- **Work to do**:
Exactly reproduce all the records, keeping pictures out of the copy.

- **Task input**:
## Start

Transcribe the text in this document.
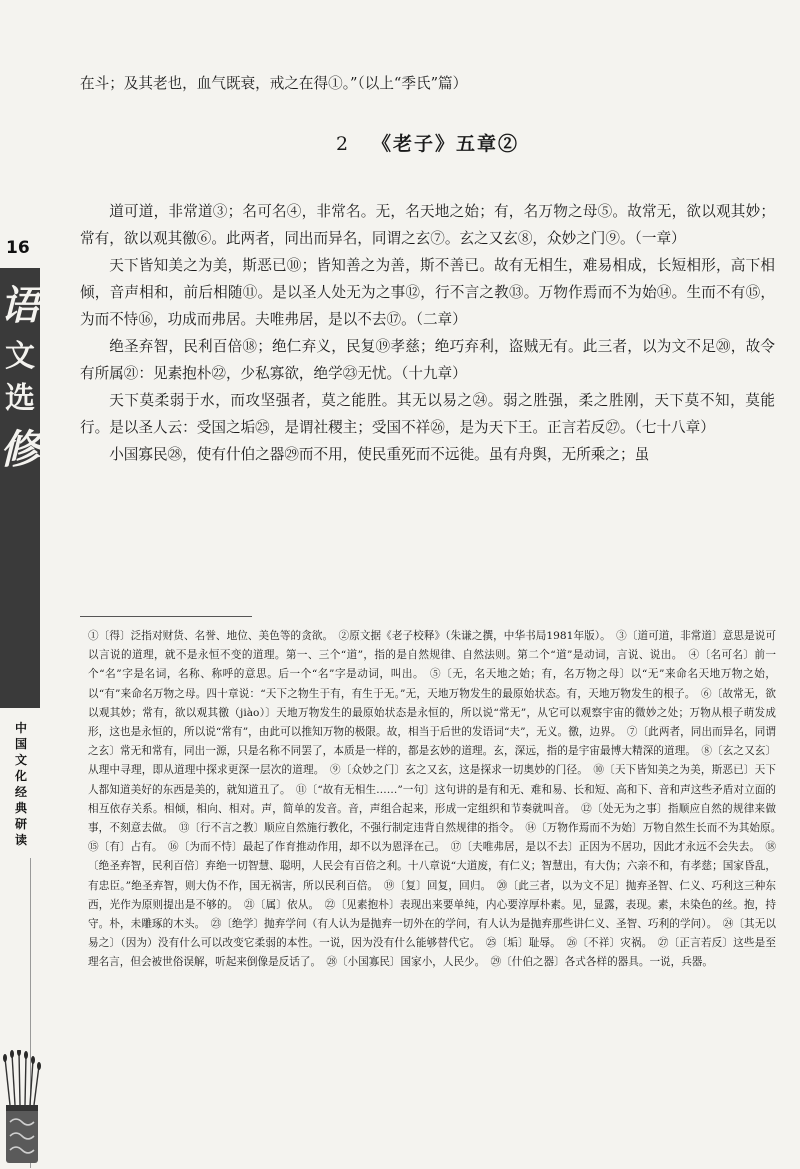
16
语
文
选
修
中
国
文
化
经
典
研
读

在斗；及其老也，血气既衰，戒之在得①。”（以上“季氏”篇）

2 《老子》五章②

道可道，非常道③；名可名④，非常名。无，名天地之始；有，名万物之母⑤。故常无，欲以观其妙；常有，欲以观其徼⑥。此两者，同出而异名，同谓之玄⑦。玄之又玄⑧，众妙之门⑨。（一章）

天下皆知美之为美，斯恶已⑩；皆知善之为善，斯不善已。故有无相生，难易相成，长短相形，高下相倾，音声相和，前后相随⑪。是以圣人处无为之事⑫，行不言之教⑬。万物作焉而不为始⑭。生而不有⑮，为而不恃⑯，功成而弗居。夫唯弗居，是以不去⑰。（二章）

绝圣弃智，民利百倍⑱；绝仁弃义，民复⑲孝慈；绝巧弃利，盗贼无有。此三者，以为文不足⑳，故令有所属㉑：见素抱朴㉒，少私寡欲，绝学㉓无忧。（十九章）

天下莫柔弱于水，而攻坚强者，莫之能胜。其无以易之㉔。弱之胜强，柔之胜刚，天下莫不知，莫能行。是以圣人云：受国之垢㉕，是谓社稷主；受国不祥㉖，是为天下王。正言若反㉗。（七十八章）

小国寡民㉘，使有什伯之器㉙而不用，使民重死而不远徙。虽有舟舆，无所乘之；虽

①〔得〕泛指对财货、名誉、地位、美色等的贪欲。　②原文据《老子校释》（朱谦之撰，中华书局1981年版）。　③〔道可道，非常道〕意思是说可以言说的道理，就不是永恒不变的道理。第一、三个“道”，指的是自然规律、自然法则。第二个“道”是动词，言说、说出。　④〔名可名〕前一个“名”字是名词，名称、称呼的意思。后一个“名”字是动词，叫出。　⑤〔无，名天地之始；有，名万物之母〕以“无”来命名天地万物之始，以“有”来命名万物之母。四十章说：“天下之物生于有，有生于无。”无，天地万物发生的最原始状态。有，天地万物发生的根子。　⑥〔故常无，欲以观其妙；常有，欲以观其徼（jiào）〕天地万物发生的最原始状态是永恒的，所以说“常无”，从它可以观察宇宙的微妙之处；万物从根子萌发成形，这也是永恒的，所以说“常有”，由此可以推知万物的极限。故，相当于后世的发语词“夫”，无义。徼，边界。　⑦〔此两者，同出而异名，同谓之玄〕常无和常有，同出一源，只是名称不同罢了，本质是一样的，都是玄妙的道理。玄，深远，指的是宇宙最博大精深的道理。　⑧〔玄之又玄〕从理中寻理，即从道理中探求更深一层次的道理。　⑨〔众妙之门〕玄之又玄，这是探求一切奥妙的门径。　⑩〔天下皆知美之为美，斯恶已〕天下人都知道美好的东西是美的，就知道丑了。　⑪〔“故有无相生……”一句〕这句讲的是有和无、难和易、长和短、高和下、音和声这些矛盾对立面的相互依存关系。相倾，相向、相对。声，简单的发音。音，声组合起来，形成一定组织和节奏就叫音。　⑫〔处无为之事〕指顺应自然的规律来做事，不刻意去做。　⑬〔行不言之教〕顺应自然施行教化，不强行制定违背自然规律的指令。　⑭〔万物作焉而不为始〕万物自然生长而不为其始原。　⑮〔有〕占有。　⑯〔为而不恃〕最起了作育推动作用，却不以为恩泽在己。　⑰〔夫唯弗居，是以不去〕正因为不居功，因此才永远不会失去。　⑱〔绝圣弃智，民利百倍〕弃绝一切智慧、聪明，人民会有百倍之利。十八章说“大道废，有仁义；智慧出，有大伪；六亲不和，有孝慈；国家昏乱，有忠臣。”绝圣弃智，则大伪不作，国无祸害，所以民利百倍。　⑲〔复〕回复，回归。　⑳〔此三者，以为文不足〕抛弃圣智、仁义、巧利这三种东西，光作为原则提出是不够的。　㉑〔属〕依从。　㉒〔见素抱朴〕表现出来要单纯，内心要淳厚朴素。见，显露，表现。素，未染色的丝。抱，持守。朴，未雕琢的木头。　㉓〔绝学〕抛弃学问（有人认为是抛弃一切外在的学问，有人认为是抛弃那些讲仁义、圣智、巧利的学问）。　㉔〔其无以易之〕（因为）没有什么可以改变它柔弱的本性。一说，因为没有什么能够替代它。　㉕〔垢〕耻辱。　㉖〔不祥〕灾祸。　㉗〔正言若反〕这些是至理名言，但会被世俗误解，听起来倒像是反话了。　㉘〔小国寡民〕国家小，人民少。　㉙〔什伯之器〕各式各样的器具。一说，兵器。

## End

- **Answer to the exercise**:
Transcribe the text in this document.
16
语
文
选
修
中
国
文
化
经
典
研
读

在斗；及其老也，血气既衰，戒之在得①。”（以上“季氏”篇）

2 《老子》五章②

道可道，非常道③；名可名④，非常名。无，名天地之始；有，名万物之母⑤。故常无，欲以观其妙；常有，欲以观其徼⑥。此两者，同出而异名，同谓之玄⑦。玄之又玄⑧，众妙之门⑨。（一章）

天下皆知美之为美，斯恶已⑩；皆知善之为善，斯不善已。故有无相生，难易相成，长短相形，高下相倾，音声相和，前后相随⑪。是以圣人处无为之事⑫，行不言之教⑬。万物作焉而不为始⑭。生而不有⑮，为而不恃⑯，功成而弗居。夫唯弗居，是以不去⑰。（二章）

绝圣弃智，民利百倍⑱；绝仁弃义，民复⑲孝慈；绝巧弃利，盗贼无有。此三者，以为文不足⑳，故令有所属㉑：见素抱朴㉒，少私寡欲，绝学㉓无忧。（十九章）

天下莫柔弱于水，而攻坚强者，莫之能胜。其无以易之㉔。弱之胜强，柔之胜刚，天下莫不知，莫能行。是以圣人云：受国之垢㉕，是谓社稷主；受国不祥㉖，是为天下王。正言若反㉗。（七十八章）

小国寡民㉘，使有什伯之器㉙而不用，使民重死而不远徙。虽有舟舆，无所乘之；虽

①〔得〕泛指对财货、名誉、地位、美色等的贪欲。　②原文据《老子校释》（朱谦之撰，中华书局1981年版）。　③〔道可道，非常道〕意思是说可以言说的道理，就不是永恒不变的道理。第一、三个“道”，指的是自然规律、自然法则。第二个“道”是动词，言说、说出。　④〔名可名〕前一个“名”字是名词，名称、称呼的意思。后一个“名”字是动词，叫出。　⑤〔无，名天地之始；有，名万物之母〕以“无”来命名天地万物之始，以“有”来命名万物之母。四十章说：“天下之物生于有，有生于无。”无，天地万物发生的最原始状态。有，天地万物发生的根子。　⑥〔故常无，欲以观其妙；常有，欲以观其徼（jiào）〕天地万物发生的最原始状态是永恒的，所以说“常无”，从它可以观察宇宙的微妙之处；万物从根子萌发成形，这也是永恒的，所以说“常有”，由此可以推知万物的极限。故，相当于后世的发语词“夫”，无义。徼，边界。　⑦〔此两者，同出而异名，同谓之玄〕常无和常有，同出一源，只是名称不同罢了，本质是一样的，都是玄妙的道理。玄，深远，指的是宇宙最博大精深的道理。　⑧〔玄之又玄〕从理中寻理，即从道理中探求更深一层次的道理。　⑨〔众妙之门〕玄之又玄，这是探求一切奥妙的门径。　⑩〔天下皆知美之为美，斯恶已〕天下人都知道美好的东西是美的，就知道丑了。　⑪〔“故有无相生……”一句〕这句讲的是有和无、难和易、长和短、高和下、音和声这些矛盾对立面的相互依存关系。相倾，相向、相对。声，简单的发音。音，声组合起来，形成一定组织和节奏就叫音。　⑫〔处无为之事〕指顺应自然的规律来做事，不刻意去做。　⑬〔行不言之教〕顺应自然施行教化，不强行制定违背自然规律的指令。　⑭〔万物作焉而不为始〕万物自然生长而不为其始原。　⑮〔有〕占有。　⑯〔为而不恃〕最起了作育推动作用，却不以为恩泽在己。　⑰〔夫唯弗居，是以不去〕正因为不居功，因此才永远不会失去。　⑱〔绝圣弃智，民利百倍〕弃绝一切智慧、聪明，人民会有百倍之利。十八章说“大道废，有仁义；智慧出，有大伪；六亲不和，有孝慈；国家昏乱，有忠臣。”绝圣弃智，则大伪不作，国无祸害，所以民利百倍。　⑲〔复〕回复，回归。　⑳〔此三者，以为文不足〕抛弃圣智、仁义、巧利这三种东西，光作为原则提出是不够的。　㉑〔属〕依从。　㉒〔见素抱朴〕表现出来要单纯，内心要淳厚朴素。见，显露，表现。素，未染色的丝。抱，持守。朴，未雕琢的木头。　㉓〔绝学〕抛弃学问（有人认为是抛弃一切外在的学问，有人认为是抛弃那些讲仁义、圣智、巧利的学问）。　㉔〔其无以易之〕（因为）没有什么可以改变它柔弱的本性。一说，因为没有什么能够替代它。　㉕〔垢〕耻辱。　㉖〔不祥〕灾祸。　㉗〔正言若反〕这些是至理名言，但会被世俗误解，听起来倒像是反话了。　㉘〔小国寡民〕国家小，人民少。　㉙〔什伯之器〕各式各样的器具。一说，兵器。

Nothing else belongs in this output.